(Provided data)
+ + +
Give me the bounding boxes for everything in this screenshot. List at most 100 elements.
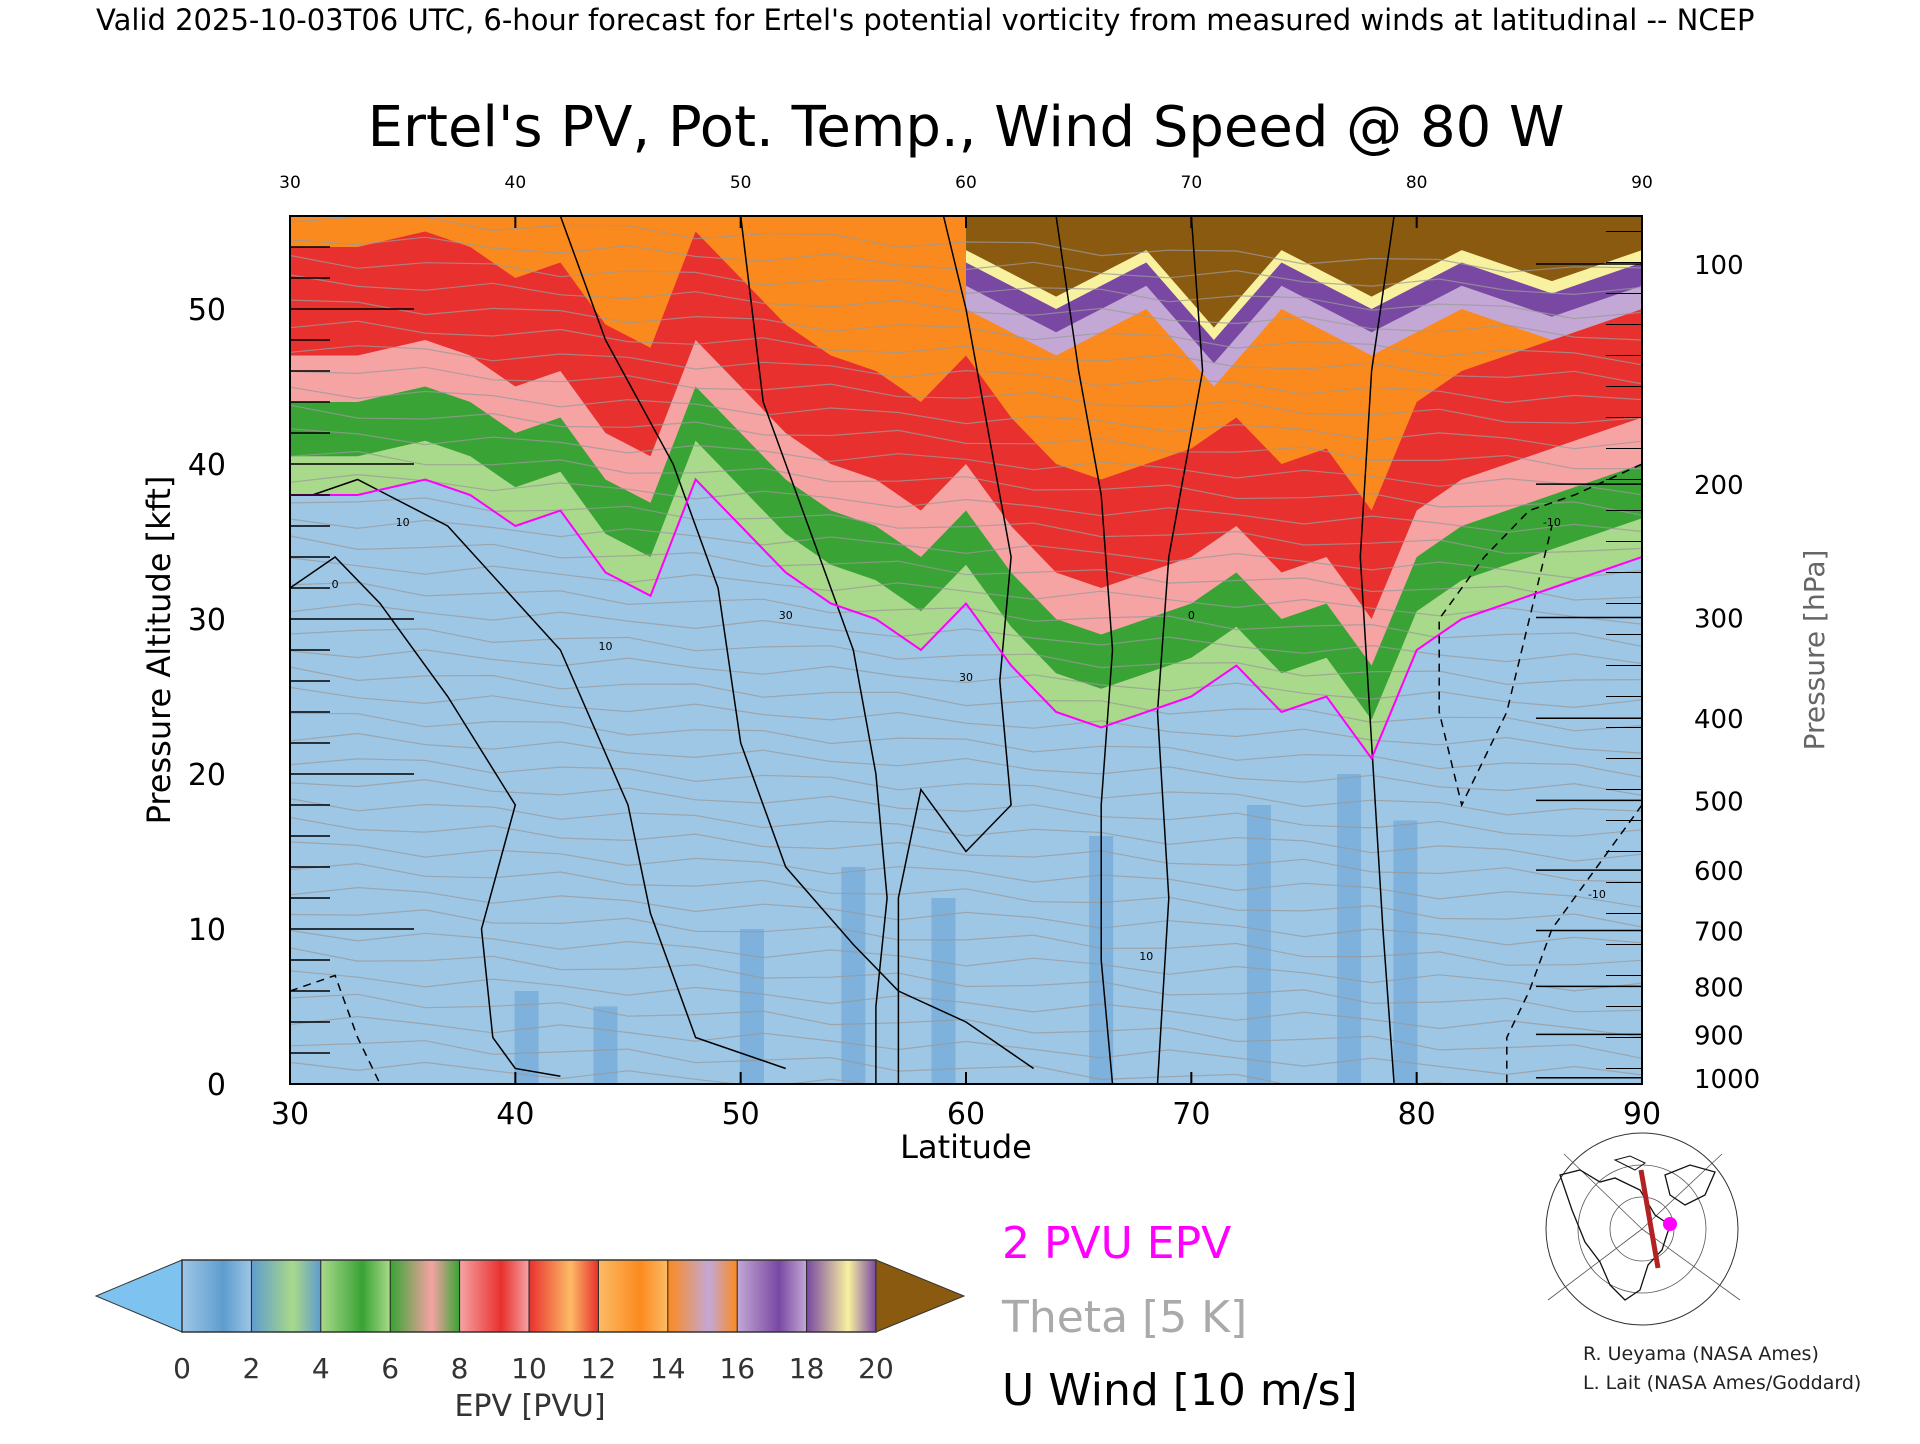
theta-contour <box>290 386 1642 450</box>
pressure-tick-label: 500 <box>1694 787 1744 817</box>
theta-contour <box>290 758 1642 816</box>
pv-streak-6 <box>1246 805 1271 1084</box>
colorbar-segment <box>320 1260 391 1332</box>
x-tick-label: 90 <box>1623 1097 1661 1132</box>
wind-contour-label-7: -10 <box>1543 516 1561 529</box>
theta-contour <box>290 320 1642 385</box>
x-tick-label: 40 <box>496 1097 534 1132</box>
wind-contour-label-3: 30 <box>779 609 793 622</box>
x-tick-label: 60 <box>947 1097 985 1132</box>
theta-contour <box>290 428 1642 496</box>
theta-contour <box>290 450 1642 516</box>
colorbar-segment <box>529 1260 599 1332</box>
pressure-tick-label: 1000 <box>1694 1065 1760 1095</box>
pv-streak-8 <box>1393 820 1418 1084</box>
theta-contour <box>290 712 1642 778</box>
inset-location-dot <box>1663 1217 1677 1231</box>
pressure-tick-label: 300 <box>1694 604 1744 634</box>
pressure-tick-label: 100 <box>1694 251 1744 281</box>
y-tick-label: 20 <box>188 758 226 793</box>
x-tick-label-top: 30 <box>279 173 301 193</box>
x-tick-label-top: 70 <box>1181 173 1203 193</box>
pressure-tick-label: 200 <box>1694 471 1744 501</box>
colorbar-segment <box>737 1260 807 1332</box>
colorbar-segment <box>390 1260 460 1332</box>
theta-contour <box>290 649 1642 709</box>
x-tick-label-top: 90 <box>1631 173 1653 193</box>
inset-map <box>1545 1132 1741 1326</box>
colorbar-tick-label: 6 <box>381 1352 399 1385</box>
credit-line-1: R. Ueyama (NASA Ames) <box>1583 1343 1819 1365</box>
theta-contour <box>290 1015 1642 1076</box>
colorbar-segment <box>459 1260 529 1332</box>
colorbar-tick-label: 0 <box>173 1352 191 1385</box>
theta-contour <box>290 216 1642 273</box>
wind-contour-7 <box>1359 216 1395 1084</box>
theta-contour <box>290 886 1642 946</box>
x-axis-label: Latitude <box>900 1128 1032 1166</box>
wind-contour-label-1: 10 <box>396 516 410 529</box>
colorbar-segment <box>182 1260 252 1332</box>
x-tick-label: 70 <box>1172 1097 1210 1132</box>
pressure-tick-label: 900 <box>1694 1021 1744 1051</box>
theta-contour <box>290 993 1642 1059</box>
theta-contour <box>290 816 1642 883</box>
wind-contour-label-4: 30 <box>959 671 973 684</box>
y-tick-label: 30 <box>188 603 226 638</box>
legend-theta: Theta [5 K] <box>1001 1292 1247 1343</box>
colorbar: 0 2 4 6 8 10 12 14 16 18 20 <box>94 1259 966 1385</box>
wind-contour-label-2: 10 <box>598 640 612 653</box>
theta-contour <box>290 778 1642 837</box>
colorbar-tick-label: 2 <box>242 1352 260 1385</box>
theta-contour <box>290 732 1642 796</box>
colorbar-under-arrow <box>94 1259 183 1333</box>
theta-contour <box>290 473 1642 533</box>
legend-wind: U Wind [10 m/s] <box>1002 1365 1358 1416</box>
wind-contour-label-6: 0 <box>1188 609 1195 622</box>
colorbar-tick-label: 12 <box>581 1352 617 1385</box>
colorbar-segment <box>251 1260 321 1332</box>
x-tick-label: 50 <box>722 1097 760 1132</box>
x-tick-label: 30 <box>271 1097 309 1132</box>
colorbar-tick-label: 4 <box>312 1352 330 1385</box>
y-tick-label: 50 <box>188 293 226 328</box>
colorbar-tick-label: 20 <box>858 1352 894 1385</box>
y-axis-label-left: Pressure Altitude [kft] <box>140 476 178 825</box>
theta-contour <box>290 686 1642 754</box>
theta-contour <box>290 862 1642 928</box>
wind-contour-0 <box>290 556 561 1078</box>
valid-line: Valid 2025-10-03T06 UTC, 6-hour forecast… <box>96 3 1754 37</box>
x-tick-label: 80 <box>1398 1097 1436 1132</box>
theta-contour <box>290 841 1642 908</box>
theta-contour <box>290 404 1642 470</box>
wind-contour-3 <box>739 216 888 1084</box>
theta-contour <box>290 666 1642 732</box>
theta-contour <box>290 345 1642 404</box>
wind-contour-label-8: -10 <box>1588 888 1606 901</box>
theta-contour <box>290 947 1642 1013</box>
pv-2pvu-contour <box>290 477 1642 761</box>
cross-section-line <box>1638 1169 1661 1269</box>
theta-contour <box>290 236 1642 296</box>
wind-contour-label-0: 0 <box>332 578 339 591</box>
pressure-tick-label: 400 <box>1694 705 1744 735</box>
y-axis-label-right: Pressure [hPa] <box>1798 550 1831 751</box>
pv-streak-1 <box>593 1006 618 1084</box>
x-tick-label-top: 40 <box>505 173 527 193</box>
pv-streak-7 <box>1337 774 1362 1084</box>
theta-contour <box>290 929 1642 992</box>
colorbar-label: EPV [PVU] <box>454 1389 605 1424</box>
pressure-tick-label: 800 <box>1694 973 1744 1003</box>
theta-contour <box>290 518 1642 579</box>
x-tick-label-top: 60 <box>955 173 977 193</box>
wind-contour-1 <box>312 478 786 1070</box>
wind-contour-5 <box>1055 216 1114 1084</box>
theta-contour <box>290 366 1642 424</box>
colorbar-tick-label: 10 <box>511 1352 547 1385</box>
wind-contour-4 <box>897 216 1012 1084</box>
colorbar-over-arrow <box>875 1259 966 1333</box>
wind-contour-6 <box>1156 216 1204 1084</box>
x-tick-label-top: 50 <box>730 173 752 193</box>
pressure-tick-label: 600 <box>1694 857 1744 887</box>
+ + +
(Task)
Set down the items from the line that contains "theta-contour <box>290 386 1642 450</box>" through the line that contains "x-tick-label: 90 <box>1623", copying each line exactly.

(Result)
theta-contour <box>290 386 1642 450</box>
pressure-tick-label: 500 <box>1694 787 1744 817</box>
theta-contour <box>290 758 1642 816</box>
pv-streak-6 <box>1246 805 1271 1084</box>
colorbar-segment <box>320 1260 391 1332</box>
x-tick-label: 90 <box>1623 1097 1661 1132</box>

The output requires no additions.